**Stored data**.
★ ★ ★ ★

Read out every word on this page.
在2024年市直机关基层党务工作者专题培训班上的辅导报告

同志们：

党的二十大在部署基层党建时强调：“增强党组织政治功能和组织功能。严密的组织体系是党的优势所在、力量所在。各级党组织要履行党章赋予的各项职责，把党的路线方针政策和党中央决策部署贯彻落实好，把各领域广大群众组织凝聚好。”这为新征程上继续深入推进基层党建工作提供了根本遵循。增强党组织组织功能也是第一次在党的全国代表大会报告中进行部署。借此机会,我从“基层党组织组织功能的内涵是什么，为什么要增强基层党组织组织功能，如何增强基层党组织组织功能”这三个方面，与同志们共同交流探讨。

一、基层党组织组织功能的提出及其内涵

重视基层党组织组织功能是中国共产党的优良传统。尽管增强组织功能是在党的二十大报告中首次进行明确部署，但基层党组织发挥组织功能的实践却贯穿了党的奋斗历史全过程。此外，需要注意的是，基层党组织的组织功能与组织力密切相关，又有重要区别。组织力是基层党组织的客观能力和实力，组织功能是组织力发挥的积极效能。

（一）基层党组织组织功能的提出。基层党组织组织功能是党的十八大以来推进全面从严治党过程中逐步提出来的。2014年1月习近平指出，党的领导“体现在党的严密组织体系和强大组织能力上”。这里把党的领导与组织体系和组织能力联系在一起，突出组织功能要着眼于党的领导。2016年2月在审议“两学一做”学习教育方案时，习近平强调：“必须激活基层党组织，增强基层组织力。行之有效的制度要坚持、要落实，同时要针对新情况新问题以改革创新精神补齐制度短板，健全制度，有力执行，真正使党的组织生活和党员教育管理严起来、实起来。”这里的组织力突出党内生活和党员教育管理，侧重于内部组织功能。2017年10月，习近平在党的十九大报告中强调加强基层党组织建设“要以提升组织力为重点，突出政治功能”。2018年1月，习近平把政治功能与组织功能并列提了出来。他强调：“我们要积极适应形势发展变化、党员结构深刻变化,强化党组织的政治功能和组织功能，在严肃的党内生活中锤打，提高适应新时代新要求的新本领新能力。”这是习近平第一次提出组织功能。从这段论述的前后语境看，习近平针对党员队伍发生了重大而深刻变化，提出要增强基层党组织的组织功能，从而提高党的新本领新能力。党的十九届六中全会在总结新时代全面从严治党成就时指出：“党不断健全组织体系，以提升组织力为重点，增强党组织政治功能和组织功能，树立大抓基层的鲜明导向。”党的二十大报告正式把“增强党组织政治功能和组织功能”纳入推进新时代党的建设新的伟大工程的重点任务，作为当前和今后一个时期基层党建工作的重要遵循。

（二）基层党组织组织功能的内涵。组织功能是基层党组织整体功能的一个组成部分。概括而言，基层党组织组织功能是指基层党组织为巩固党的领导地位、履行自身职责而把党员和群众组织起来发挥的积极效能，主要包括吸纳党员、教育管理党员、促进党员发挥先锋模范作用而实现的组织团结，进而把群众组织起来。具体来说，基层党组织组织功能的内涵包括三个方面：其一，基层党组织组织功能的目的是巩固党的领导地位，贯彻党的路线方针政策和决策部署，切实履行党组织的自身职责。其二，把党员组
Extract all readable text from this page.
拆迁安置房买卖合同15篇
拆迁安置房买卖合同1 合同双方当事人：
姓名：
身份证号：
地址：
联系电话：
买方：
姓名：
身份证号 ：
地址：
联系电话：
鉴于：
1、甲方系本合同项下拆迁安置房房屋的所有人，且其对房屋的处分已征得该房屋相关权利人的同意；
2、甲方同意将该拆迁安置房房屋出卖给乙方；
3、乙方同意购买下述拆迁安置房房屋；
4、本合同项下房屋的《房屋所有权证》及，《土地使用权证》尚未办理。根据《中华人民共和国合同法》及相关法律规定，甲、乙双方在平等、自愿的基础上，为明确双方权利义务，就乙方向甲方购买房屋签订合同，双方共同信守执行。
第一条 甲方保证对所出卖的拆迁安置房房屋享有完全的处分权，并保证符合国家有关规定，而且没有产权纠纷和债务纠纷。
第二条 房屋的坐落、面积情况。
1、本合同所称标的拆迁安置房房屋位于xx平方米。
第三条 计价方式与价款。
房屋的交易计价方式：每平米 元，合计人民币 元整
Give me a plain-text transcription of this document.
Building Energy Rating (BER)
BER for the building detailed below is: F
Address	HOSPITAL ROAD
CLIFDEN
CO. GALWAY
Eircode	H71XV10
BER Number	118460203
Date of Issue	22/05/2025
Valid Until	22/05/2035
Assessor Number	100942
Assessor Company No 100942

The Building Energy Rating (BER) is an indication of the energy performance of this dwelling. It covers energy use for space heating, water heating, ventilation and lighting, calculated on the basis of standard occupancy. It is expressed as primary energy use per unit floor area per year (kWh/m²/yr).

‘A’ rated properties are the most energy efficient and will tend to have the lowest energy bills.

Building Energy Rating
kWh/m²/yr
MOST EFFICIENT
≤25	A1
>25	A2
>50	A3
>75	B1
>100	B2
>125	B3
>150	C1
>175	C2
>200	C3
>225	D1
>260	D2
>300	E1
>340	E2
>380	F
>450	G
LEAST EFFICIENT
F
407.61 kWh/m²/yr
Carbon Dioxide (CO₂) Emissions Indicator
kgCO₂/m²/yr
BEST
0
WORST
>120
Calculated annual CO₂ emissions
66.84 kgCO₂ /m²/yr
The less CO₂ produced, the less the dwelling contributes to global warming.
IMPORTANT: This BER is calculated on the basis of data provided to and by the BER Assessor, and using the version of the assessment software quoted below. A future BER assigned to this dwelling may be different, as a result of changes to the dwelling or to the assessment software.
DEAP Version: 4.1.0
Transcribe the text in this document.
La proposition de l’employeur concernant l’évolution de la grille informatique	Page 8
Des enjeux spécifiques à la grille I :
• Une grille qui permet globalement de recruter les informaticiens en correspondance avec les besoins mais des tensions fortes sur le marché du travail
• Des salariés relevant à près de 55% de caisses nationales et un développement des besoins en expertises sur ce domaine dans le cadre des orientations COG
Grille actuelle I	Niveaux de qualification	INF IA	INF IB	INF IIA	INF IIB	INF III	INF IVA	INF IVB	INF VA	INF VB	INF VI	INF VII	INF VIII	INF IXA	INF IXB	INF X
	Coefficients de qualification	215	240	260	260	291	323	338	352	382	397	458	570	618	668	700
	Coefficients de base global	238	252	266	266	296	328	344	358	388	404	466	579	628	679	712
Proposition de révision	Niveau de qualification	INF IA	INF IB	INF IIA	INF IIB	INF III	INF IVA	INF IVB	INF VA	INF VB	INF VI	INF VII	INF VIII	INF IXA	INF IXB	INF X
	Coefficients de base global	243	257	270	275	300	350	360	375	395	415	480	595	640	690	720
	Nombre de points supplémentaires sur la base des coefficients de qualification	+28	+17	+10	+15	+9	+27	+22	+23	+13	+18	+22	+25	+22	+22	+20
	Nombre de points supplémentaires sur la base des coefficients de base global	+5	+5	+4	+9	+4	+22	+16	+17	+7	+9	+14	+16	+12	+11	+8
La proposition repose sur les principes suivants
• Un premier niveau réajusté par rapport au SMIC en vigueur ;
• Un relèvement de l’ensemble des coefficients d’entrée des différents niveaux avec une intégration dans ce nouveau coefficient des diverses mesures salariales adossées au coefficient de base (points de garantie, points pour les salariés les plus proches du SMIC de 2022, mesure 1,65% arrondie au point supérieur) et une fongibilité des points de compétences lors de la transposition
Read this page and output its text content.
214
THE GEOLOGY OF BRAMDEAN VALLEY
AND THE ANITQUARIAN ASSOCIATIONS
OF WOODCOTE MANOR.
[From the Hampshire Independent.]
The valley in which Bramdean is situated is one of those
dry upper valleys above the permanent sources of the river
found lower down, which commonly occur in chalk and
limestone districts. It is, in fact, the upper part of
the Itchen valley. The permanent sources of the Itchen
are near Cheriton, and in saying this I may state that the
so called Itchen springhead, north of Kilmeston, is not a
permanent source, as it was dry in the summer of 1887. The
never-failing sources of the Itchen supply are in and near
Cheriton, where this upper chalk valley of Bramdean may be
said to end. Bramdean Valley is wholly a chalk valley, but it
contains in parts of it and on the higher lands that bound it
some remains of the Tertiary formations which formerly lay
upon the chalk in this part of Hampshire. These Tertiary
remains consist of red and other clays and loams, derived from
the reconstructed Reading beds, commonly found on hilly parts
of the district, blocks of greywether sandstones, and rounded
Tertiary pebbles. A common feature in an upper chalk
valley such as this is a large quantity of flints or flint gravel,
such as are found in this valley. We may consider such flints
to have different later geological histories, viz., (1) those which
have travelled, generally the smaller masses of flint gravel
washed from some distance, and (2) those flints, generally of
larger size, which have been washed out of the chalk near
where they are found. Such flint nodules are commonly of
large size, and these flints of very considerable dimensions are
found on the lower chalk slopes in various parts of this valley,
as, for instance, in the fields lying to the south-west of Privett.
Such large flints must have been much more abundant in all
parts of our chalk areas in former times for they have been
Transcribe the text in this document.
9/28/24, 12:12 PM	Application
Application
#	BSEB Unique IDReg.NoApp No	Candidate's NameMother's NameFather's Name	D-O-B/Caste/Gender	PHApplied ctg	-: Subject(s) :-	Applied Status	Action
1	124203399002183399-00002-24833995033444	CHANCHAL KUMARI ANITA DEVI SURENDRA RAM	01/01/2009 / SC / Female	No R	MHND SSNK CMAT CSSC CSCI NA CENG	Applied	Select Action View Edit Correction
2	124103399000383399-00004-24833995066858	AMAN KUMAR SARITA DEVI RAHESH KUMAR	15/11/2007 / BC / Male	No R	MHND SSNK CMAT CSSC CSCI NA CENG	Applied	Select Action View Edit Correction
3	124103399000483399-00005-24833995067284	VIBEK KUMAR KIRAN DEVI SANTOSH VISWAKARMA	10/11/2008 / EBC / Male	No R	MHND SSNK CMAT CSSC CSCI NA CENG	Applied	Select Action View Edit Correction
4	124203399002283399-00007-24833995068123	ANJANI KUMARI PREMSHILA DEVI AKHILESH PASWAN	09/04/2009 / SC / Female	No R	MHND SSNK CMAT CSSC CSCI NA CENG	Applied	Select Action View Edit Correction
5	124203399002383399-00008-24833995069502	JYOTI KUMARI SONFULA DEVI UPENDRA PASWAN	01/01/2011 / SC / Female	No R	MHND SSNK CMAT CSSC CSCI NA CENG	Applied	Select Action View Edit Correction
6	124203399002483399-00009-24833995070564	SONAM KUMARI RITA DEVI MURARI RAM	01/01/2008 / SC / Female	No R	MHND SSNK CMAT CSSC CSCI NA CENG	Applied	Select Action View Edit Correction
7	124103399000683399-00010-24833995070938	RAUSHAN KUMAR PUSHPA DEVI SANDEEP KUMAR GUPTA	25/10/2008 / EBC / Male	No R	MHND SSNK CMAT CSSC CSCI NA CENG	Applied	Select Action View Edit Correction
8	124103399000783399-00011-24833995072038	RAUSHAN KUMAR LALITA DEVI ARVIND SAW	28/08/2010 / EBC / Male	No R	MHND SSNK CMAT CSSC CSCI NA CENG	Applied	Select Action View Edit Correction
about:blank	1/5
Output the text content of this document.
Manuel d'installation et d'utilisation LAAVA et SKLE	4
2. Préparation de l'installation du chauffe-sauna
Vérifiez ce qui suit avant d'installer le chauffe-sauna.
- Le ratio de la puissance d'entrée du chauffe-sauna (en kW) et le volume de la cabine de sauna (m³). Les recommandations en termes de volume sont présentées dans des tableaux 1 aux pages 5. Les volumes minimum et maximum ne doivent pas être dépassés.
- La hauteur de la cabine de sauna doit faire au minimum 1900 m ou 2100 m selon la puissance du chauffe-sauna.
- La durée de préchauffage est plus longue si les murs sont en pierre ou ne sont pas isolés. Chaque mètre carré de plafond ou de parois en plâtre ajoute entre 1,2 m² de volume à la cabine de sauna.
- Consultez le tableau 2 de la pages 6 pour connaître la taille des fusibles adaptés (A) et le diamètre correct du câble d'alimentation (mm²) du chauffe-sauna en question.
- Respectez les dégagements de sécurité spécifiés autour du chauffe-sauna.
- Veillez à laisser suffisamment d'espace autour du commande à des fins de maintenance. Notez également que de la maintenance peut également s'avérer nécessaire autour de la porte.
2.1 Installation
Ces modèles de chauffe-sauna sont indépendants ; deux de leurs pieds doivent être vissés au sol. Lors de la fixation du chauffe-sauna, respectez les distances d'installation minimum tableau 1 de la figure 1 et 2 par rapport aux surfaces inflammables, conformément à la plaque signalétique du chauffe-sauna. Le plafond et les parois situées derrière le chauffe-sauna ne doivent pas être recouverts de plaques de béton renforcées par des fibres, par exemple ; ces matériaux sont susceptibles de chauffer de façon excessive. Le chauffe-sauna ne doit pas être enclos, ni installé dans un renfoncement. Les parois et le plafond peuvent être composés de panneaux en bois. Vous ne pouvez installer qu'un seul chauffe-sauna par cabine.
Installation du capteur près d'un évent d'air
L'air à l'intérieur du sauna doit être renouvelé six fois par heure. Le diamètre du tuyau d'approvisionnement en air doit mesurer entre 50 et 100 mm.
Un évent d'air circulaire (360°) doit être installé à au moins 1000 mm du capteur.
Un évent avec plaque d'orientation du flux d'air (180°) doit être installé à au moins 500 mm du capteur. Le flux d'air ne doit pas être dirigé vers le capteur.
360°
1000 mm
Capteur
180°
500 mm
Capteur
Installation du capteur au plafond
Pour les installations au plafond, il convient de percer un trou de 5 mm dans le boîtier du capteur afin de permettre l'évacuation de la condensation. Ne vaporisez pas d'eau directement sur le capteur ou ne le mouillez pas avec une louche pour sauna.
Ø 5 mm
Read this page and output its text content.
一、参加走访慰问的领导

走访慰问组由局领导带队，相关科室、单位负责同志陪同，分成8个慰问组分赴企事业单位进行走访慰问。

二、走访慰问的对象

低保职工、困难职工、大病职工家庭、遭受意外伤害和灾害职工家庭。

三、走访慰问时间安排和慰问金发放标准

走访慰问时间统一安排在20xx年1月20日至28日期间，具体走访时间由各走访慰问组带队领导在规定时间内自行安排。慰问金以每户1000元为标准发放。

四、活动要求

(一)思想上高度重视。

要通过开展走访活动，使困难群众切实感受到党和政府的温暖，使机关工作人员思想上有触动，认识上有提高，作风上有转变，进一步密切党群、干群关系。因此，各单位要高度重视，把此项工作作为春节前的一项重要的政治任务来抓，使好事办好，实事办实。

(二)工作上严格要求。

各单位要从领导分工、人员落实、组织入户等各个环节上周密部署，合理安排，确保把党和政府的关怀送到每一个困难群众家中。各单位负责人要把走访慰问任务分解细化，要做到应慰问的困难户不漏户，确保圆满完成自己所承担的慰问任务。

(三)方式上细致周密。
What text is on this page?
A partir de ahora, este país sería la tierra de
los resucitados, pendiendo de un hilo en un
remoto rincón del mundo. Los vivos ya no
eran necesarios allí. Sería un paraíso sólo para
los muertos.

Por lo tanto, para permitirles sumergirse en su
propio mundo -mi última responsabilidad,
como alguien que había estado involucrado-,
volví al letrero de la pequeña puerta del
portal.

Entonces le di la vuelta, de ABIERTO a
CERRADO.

★ ★ ★ ★

**Prompt**. Search the data above for the string "permanent" and copy each line that has it.

**Task answer**.
dry upper valleys above the permanent sources of the river
the Itchen valley. The permanent sources of the Itchen
permanent source, as it was dry in the summer of 1887. The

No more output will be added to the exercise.